====== Dataset records

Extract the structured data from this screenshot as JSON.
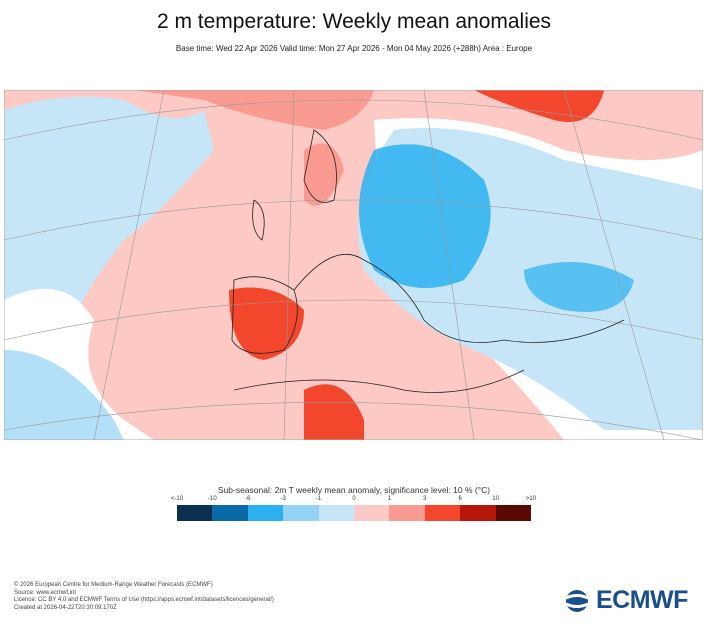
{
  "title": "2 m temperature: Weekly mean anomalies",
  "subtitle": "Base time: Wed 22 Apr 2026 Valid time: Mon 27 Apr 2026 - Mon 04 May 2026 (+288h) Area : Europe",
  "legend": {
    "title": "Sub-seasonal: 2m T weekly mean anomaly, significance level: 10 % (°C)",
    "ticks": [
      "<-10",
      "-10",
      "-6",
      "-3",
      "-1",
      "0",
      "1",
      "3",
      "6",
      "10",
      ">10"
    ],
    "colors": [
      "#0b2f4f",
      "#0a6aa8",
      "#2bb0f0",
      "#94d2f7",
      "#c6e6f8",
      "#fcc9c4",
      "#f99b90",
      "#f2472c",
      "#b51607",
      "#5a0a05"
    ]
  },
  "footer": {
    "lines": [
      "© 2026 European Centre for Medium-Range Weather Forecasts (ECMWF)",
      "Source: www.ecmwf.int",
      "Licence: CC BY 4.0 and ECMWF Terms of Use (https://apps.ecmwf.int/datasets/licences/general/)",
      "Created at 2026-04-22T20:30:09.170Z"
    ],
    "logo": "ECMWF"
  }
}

============

Stated goal
From the listing, extract all text exactly as given and drop any picture.

Response to the exercise
Extract the structured data from this screenshot as JSON.
{
  "title": "2 m temperature: Weekly mean anomalies",
  "subtitle": "Base time: Wed 22 Apr 2026 Valid time: Mon 27 Apr 2026 - Mon 04 May 2026 (+288h) Area : Europe",
  "legend": {
    "title": "Sub-seasonal: 2m T weekly mean anomaly, significance level: 10 % (°C)",
    "ticks": [
      "<-10",
      "-10",
      "-6",
      "-3",
      "-1",
      "0",
      "1",
      "3",
      "6",
      "10",
      ">10"
    ],
    "colors": [
      "#0b2f4f",
      "#0a6aa8",
      "#2bb0f0",
      "#94d2f7",
      "#c6e6f8",
      "#fcc9c4",
      "#f99b90",
      "#f2472c",
      "#b51607",
      "#5a0a05"
    ]
  },
  "footer": {
    "lines": [
      "© 2026 European Centre for Medium-Range Weather Forecasts (ECMWF)",
      "Source: www.ecmwf.int",
      "Licence: CC BY 4.0 and ECMWF Terms of Use (https://apps.ecmwf.int/datasets/licences/general/)",
      "Created at 2026-04-22T20:30:09.170Z"
    ],
    "logo": "ECMWF"
  }
}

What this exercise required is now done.